SET PROBLEM: Output every entry exactly as written, skipping any pictures.

LISTED ENTRIES:
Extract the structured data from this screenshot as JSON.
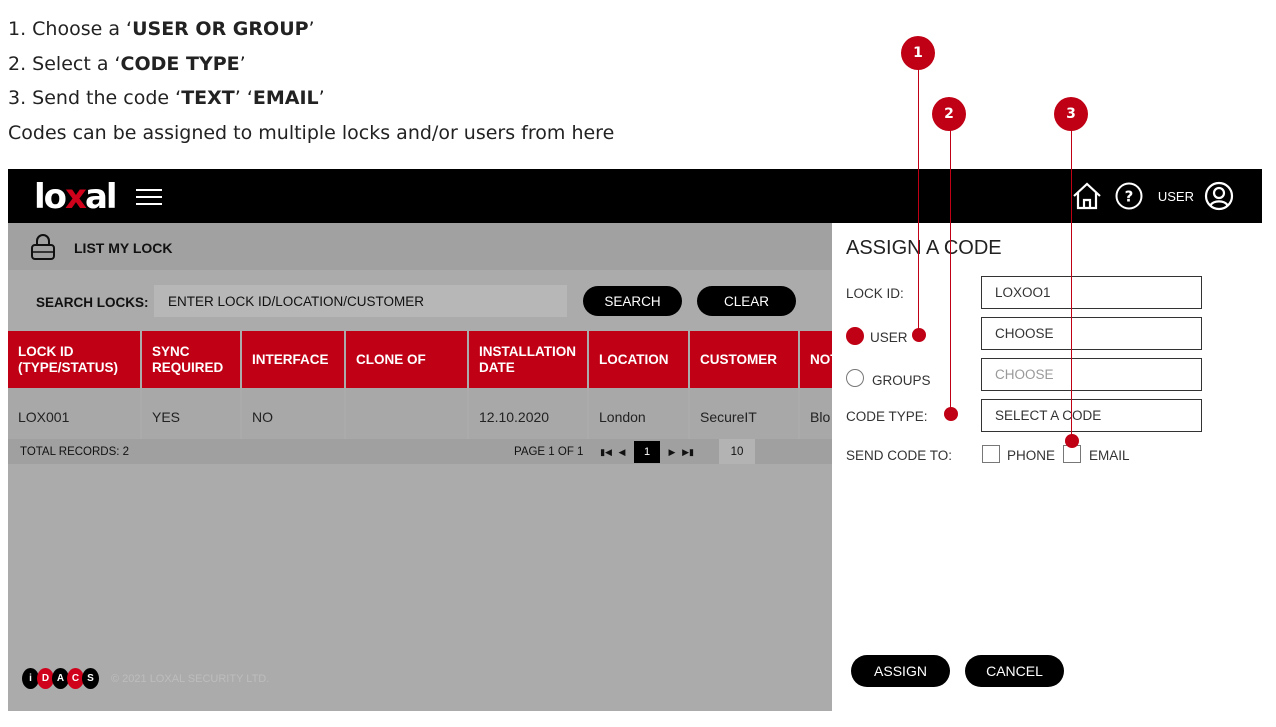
{
  "instructions": {
    "step1": {
      "prefix": "1. Choose a ‘",
      "bold": "USER OR GROUP",
      "suffix": "’"
    },
    "step2": {
      "prefix": "2. Select a ‘",
      "bold": "CODE TYPE",
      "suffix": "’"
    },
    "step3": {
      "prefix": "3. Send the code ‘",
      "bold1": "TEXT",
      "mid": "’ ‘",
      "bold2": "EMAIL",
      "suffix": "’"
    },
    "note": "Codes can be assigned to multiple locks and/or users from here"
  },
  "header": {
    "logo": {
      "part1": "lo",
      "part2": "x",
      "part3": "al"
    },
    "user_label": "USER",
    "icons": [
      "menu-icon",
      "home-icon",
      "help-icon",
      "user-icon"
    ]
  },
  "lock_section": {
    "title": "LIST MY LOCK",
    "icon": "lock-icon"
  },
  "search": {
    "label": "SEARCH LOCKS:",
    "placeholder": "ENTER LOCK ID/LOCATION/CUSTOMER",
    "search_label": "SEARCH",
    "clear_label": "CLEAR"
  },
  "table": {
    "columns": [
      {
        "l1": "LOCK ID",
        "l2": "(TYPE/STATUS)"
      },
      {
        "l1": "SYNC",
        "l2": "REQUIRED"
      },
      {
        "l1": "INTERFACE",
        "l2": ""
      },
      {
        "l1": "CLONE OF",
        "l2": ""
      },
      {
        "l1": "INSTALLATION",
        "l2": "DATE"
      },
      {
        "l1": "LOCATION",
        "l2": ""
      },
      {
        "l1": "CUSTOMER",
        "l2": ""
      },
      {
        "l1": "NOT",
        "l2": ""
      }
    ],
    "rows": [
      [
        "LOX001",
        "YES",
        "NO",
        "",
        "12.10.2020",
        "London",
        "SecureIT",
        "Blo"
      ]
    ],
    "total_records": "TOTAL RECORDS: 2",
    "page_info": "PAGE 1 OF 1",
    "current_page": "1",
    "page_size": "10"
  },
  "footer": {
    "brand": [
      "i",
      "D",
      "A",
      "C",
      "S"
    ],
    "copyright": "© 2021 LOXAL SECURITY LTD."
  },
  "assign_panel": {
    "title": "ASSIGN A CODE",
    "lock_id_label": "LOCK ID:",
    "lock_id_value": "LOXOO1",
    "user_label": "USER",
    "user_value": "CHOOSE",
    "groups_label": "GROUPS",
    "groups_value": "CHOOSE",
    "code_type_label": "CODE TYPE:",
    "code_type_value": "SELECT A CODE",
    "send_label": "SEND CODE TO:",
    "phone_label": "PHONE",
    "email_label": "EMAIL",
    "assign_label": "ASSIGN",
    "cancel_label": "CANCEL"
  },
  "callouts": [
    "1",
    "2",
    "3"
  ],
  "colors": {
    "accent": "#c00014",
    "topbar": "#000000",
    "app_bg": "#ababab"
  }
}
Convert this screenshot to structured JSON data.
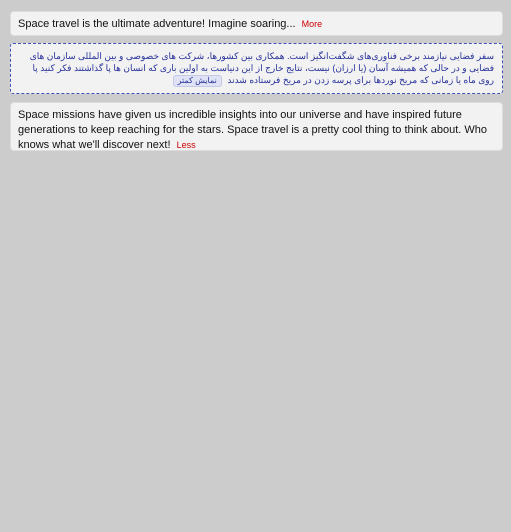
{
  "cards": [
    {
      "text": "Space travel is the ultimate adventure! Imagine soaring...",
      "toggle": "More"
    },
    {
      "text": "سفر فضایی نیازمند برخی فناوری‌های شگفت‌انگیز است. همکاری بین کشورها، شرکت های خصوصی و بین المللی سازمان های فضایی و در حالی که همیشه آسان (یا ارزان) نیست، نتایج خارج از این دنیاست به اولین باری که انسان ها پا گذاشتند فکر کنید پا روی ماه یا زمانی که مریخ نوردها برای پرسه زدن در مریخ فرستاده شدند",
      "toggle": "نمایش کمتر"
    },
    {
      "text": "Space missions have given us incredible insights into our universe and have inspired future generations to keep reaching for the stars. Space travel is a pretty cool thing to think about. Who knows what we'll discover next!",
      "toggle": "Less"
    }
  ],
  "colors": {
    "background": "#cccccc",
    "card": "#f2f2f2",
    "link": "#cc0000",
    "rtl_text": "#26309a",
    "rtl_border": "#3f51b5"
  }
}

TASK RESPONSE:
Extract the structured data from this screenshot as JSON.
{
  "instructions": {
    "step1": {
      "prefix": "1. Choose a ‘",
      "bold": "USER OR GROUP",
      "suffix": "’"
    },
    "step2": {
      "prefix": "2. Select a ‘",
      "bold": "CODE TYPE",
      "suffix": "’"
    },
    "step3": {
      "prefix": "3. Send the code ‘",
      "bold1": "TEXT",
      "mid": "’ ‘",
      "bold2": "EMAIL",
      "suffix": "’"
    },
    "note": "Codes can be assigned to multiple locks and/or users from here"
  },
  "header": {
    "logo": {
      "part1": "lo",
      "part2": "x",
      "part3": "al"
    },
    "user_label": "USER",
    "icons": [
      "menu-icon",
      "home-icon",
      "help-icon",
      "user-icon"
    ]
  },
  "lock_section": {
    "title": "LIST MY LOCK",
    "icon": "lock-icon"
  },
  "search": {
    "label": "SEARCH LOCKS:",
    "placeholder": "ENTER LOCK ID/LOCATION/CUSTOMER",
    "search_label": "SEARCH",
    "clear_label": "CLEAR"
  },
  "table": {
    "columns": [
      {
        "l1": "LOCK ID",
        "l2": "(TYPE/STATUS)"
      },
      {
        "l1": "SYNC",
        "l2": "REQUIRED"
      },
      {
        "l1": "INTERFACE",
        "l2": ""
      },
      {
        "l1": "CLONE OF",
        "l2": ""
      },
      {
        "l1": "INSTALLATION",
        "l2": "DATE"
      },
      {
        "l1": "LOCATION",
        "l2": ""
      },
      {
        "l1": "CUSTOMER",
        "l2": ""
      },
      {
        "l1": "NOT",
        "l2": ""
      }
    ],
    "rows": [
      [
        "LOX001",
        "YES",
        "NO",
        "",
        "12.10.2020",
        "London",
        "SecureIT",
        "Blo"
      ]
    ],
    "total_records": "TOTAL RECORDS: 2",
    "page_info": "PAGE 1 OF 1",
    "current_page": "1",
    "page_size": "10"
  },
  "footer": {
    "brand": [
      "i",
      "D",
      "A",
      "C",
      "S"
    ],
    "copyright": "© 2021 LOXAL SECURITY LTD."
  },
  "assign_panel": {
    "title": "ASSIGN A CODE",
    "lock_id_label": "LOCK ID:",
    "lock_id_value": "LOXOO1",
    "user_label": "USER",
    "user_value": "CHOOSE",
    "groups_label": "GROUPS",
    "groups_value": "CHOOSE",
    "code_type_label": "CODE TYPE:",
    "code_type_value": "SELECT A CODE",
    "send_label": "SEND CODE TO:",
    "phone_label": "PHONE",
    "email_label": "EMAIL",
    "assign_label": "ASSIGN",
    "cancel_label": "CANCEL"
  },
  "callouts": [
    "1",
    "2",
    "3"
  ],
  "colors": {
    "accent": "#c00014",
    "topbar": "#000000",
    "app_bg": "#ababab"
  }
}
Convert this screenshot to structured JSON data.
{
  "cards": [
    {
      "text": "Space travel is the ultimate adventure! Imagine soaring...",
      "toggle": "More"
    },
    {
      "text": "سفر فضایی نیازمند برخی فناوری‌های شگفت‌انگیز است. همکاری بین کشورها، شرکت های خصوصی و بین المللی سازمان های فضایی و در حالی که همیشه آسان (یا ارزان) نیست، نتایج خارج از این دنیاست به اولین باری که انسان ها پا گذاشتند فکر کنید پا روی ماه یا زمانی که مریخ نوردها برای پرسه زدن در مریخ فرستاده شدند",
      "toggle": "نمایش کمتر"
    },
    {
      "text": "Space missions have given us incredible insights into our universe and have inspired future generations to keep reaching for the stars. Space travel is a pretty cool thing to think about. Who knows what we'll discover next!",
      "toggle": "Less"
    }
  ],
  "colors": {
    "background": "#cccccc",
    "card": "#f2f2f2",
    "link": "#cc0000",
    "rtl_text": "#26309a",
    "rtl_border": "#3f51b5"
  }
}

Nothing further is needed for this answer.